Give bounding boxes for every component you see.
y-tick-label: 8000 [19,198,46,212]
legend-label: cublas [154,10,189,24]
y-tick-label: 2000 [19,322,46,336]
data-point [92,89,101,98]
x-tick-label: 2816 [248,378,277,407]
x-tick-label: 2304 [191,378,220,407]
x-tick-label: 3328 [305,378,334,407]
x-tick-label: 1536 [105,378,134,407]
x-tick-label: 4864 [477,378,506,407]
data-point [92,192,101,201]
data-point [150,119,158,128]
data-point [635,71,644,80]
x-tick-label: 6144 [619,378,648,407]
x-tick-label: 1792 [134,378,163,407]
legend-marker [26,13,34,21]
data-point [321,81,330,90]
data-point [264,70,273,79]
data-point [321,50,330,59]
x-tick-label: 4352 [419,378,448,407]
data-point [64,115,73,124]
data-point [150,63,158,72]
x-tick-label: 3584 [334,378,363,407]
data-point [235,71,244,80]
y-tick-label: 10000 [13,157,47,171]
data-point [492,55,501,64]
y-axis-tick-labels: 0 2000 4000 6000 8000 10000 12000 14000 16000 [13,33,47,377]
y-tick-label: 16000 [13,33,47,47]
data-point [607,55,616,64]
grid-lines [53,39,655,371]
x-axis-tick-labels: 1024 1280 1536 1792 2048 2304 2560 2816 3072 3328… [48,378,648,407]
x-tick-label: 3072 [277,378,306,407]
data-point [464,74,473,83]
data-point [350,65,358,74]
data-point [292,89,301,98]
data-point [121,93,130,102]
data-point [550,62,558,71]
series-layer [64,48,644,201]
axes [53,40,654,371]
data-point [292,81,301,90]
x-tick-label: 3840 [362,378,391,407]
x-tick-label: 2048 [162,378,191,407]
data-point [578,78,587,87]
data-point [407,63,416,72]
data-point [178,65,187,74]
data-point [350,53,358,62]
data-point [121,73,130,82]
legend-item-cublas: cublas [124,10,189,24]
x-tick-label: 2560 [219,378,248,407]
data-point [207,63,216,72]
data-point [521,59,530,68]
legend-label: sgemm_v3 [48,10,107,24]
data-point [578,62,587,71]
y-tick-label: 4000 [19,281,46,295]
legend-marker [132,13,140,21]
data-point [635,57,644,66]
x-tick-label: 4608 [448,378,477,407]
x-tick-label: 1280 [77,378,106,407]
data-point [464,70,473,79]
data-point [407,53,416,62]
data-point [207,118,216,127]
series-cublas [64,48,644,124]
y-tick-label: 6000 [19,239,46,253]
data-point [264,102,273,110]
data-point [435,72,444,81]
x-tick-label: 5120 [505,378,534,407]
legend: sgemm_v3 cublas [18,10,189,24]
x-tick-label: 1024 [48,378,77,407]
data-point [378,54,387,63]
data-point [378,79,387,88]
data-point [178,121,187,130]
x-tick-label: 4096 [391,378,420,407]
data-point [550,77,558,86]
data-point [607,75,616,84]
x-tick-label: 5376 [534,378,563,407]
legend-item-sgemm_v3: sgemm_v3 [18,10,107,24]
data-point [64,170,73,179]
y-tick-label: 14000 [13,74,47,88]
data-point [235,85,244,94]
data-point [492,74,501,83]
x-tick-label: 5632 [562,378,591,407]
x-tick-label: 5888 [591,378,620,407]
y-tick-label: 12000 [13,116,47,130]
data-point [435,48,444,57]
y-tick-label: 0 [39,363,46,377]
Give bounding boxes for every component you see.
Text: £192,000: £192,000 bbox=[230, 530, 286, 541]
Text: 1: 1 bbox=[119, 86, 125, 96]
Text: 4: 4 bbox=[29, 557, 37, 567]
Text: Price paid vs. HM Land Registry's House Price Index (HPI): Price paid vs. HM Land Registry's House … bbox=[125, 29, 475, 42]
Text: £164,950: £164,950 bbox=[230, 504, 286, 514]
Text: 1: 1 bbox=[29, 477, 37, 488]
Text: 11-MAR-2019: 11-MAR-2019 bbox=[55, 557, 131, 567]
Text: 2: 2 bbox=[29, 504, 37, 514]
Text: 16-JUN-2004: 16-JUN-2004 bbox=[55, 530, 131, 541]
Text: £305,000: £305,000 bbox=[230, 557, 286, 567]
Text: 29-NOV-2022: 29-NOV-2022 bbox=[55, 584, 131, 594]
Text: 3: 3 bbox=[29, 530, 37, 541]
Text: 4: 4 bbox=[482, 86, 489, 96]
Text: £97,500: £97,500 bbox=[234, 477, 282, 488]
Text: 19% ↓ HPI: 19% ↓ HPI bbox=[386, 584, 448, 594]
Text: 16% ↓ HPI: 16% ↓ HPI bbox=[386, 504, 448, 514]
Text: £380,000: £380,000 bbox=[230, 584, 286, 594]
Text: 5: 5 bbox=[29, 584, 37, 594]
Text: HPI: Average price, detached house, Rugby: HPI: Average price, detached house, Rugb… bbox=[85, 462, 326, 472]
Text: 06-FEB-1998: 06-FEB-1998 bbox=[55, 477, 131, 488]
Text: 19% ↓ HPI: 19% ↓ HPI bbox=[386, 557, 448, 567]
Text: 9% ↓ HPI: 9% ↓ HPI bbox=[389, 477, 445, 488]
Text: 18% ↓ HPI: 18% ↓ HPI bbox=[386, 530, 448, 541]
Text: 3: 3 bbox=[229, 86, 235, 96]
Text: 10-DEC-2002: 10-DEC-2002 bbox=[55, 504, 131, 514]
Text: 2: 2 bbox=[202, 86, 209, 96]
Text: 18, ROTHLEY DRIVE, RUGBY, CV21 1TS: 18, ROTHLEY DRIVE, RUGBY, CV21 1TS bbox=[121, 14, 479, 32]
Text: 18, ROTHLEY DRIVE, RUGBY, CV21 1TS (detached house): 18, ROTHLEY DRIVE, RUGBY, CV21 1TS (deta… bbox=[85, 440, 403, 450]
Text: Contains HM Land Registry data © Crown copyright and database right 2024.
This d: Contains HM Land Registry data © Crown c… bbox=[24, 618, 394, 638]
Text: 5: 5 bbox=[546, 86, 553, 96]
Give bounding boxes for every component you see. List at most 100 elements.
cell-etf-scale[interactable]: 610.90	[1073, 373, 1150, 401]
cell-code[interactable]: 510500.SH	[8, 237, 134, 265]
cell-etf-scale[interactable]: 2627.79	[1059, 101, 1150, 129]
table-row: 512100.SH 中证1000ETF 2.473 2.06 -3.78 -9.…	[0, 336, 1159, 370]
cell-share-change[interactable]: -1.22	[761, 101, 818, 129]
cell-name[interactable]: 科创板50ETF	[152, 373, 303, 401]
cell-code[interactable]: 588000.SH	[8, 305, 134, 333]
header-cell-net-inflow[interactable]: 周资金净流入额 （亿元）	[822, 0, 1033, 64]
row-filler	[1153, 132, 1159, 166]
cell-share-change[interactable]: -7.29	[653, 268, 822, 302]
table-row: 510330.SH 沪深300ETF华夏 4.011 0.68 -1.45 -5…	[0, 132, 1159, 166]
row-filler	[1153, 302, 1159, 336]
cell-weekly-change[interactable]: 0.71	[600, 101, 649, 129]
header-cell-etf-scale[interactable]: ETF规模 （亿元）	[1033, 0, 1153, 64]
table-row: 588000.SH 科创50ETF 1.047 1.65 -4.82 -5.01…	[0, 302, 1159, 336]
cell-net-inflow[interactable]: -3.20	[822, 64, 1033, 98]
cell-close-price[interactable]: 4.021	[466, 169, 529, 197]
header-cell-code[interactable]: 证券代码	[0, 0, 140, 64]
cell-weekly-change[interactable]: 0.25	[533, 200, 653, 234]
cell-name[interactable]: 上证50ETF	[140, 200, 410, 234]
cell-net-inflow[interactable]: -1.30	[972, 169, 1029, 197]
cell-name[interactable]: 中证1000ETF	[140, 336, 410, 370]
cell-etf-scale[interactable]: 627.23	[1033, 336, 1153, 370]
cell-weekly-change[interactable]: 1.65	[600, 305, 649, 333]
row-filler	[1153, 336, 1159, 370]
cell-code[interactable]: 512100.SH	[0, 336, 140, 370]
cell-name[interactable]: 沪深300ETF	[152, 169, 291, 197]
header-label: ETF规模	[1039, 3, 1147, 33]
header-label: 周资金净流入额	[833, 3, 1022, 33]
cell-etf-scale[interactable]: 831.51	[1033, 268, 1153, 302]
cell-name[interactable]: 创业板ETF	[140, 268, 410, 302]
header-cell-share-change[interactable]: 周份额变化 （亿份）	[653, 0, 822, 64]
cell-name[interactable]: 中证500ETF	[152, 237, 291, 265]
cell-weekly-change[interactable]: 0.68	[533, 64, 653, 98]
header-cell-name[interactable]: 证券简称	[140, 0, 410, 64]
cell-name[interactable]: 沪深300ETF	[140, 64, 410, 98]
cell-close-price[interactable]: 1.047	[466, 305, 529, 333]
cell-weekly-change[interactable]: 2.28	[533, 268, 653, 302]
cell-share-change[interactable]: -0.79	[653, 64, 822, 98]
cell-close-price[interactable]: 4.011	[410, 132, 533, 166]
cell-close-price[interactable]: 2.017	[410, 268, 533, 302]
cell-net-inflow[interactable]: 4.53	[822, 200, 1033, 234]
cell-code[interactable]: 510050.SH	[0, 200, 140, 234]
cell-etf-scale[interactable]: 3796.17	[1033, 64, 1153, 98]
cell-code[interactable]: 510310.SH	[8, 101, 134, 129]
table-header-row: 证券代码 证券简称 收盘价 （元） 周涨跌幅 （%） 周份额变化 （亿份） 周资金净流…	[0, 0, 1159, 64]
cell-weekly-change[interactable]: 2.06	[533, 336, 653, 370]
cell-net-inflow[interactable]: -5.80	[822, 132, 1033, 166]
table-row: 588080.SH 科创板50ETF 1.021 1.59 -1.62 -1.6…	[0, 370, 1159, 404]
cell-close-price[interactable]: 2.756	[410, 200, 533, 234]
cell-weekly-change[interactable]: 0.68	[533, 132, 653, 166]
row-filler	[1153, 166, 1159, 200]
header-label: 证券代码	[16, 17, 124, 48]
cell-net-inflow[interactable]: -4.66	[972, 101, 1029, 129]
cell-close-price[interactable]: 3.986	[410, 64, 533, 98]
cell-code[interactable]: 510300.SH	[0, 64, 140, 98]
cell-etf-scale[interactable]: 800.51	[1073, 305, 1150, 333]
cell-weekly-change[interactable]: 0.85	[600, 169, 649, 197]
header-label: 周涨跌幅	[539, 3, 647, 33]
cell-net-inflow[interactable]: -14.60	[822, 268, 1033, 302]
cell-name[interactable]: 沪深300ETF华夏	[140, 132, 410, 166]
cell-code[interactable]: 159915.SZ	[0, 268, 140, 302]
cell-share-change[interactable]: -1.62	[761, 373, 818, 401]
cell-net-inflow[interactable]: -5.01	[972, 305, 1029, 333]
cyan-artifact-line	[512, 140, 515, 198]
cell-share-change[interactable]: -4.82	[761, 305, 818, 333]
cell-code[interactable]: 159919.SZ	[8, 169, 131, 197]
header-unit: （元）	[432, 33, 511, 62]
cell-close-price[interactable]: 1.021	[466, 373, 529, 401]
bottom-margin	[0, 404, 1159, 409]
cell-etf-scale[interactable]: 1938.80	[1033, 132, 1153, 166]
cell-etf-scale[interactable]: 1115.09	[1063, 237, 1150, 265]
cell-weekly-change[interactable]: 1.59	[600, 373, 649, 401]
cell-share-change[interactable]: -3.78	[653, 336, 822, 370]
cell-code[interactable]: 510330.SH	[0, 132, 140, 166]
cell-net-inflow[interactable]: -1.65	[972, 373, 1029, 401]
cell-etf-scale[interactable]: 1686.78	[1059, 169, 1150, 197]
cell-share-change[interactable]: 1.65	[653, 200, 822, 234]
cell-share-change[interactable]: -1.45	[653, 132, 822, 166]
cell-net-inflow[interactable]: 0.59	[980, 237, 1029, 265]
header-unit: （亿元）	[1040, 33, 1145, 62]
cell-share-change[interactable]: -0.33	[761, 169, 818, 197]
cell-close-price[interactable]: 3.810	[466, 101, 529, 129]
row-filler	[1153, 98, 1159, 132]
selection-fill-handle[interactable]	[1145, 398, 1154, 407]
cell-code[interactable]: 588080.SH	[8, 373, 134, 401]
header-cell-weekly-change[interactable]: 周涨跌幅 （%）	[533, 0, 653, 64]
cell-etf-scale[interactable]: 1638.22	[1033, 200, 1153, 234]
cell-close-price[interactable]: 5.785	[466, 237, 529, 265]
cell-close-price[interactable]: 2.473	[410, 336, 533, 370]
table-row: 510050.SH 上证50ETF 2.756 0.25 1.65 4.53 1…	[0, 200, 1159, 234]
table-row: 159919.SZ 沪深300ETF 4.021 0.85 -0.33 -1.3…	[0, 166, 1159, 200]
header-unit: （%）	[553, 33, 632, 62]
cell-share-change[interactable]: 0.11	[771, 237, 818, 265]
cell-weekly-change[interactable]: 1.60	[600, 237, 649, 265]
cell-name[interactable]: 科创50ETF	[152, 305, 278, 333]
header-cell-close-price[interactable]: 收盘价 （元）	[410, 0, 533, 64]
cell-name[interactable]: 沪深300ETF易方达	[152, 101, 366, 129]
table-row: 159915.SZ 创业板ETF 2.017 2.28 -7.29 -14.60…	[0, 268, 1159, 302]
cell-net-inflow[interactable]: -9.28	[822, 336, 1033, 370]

--- --- ---

| Problem to work on |
Render the lines from the start of the records through the line containing "data-point [492,55,501,64]" as a Markdown table with the columns "Row" and "Entry". Number each line in the Row column and omit any blank lines.

| Complete output |
| Row | Entry |
|---|---|
| 1 | Give bounding boxes for every component you see. |
| 2 | y-tick-label: 8000 [19,198,46,212] |
| 3 | legend-label: cublas [154,10,189,24] |
| 4 | y-tick-label: 2000 [19,322,46,336] |
| 5 | data-point [92,89,101,98] |
| 6 | x-tick-label: 2816 [248,378,277,407] |
| 7 | x-tick-label: 2304 [191,378,220,407] |
| 8 | x-tick-label: 3328 [305,378,334,407] |
| 9 | x-tick-label: 1536 [105,378,134,407] |
| 10 | x-tick-label: 4864 [477,378,506,407] |
| 11 | data-point [92,192,101,201] |
| 12 | data-point [150,119,158,128] |
| 13 | data-point [635,71,644,80] |
| 14 | x-tick-label: 6144 [619,378,648,407] |
| 15 | x-tick-label: 1792 [134,378,163,407] |
| 16 | legend-marker [26,13,34,21] |
| 17 | data-point [321,81,330,90] |
| 18 | data-point [264,70,273,79] |
| 19 | data-point [321,50,330,59] |
| 20 | x-tick-label: 4352 [419,378,448,407] |
| 21 | data-point [64,115,73,124] |
| 22 | data-point [150,63,158,72] |
| 23 | x-tick-label: 3584 [334,378,363,407] |
| 24 | data-point [235,71,244,80] |
| 25 | y-tick-label: 10000 [13,157,47,171] |
| 26 | data-point [492,55,501,64] |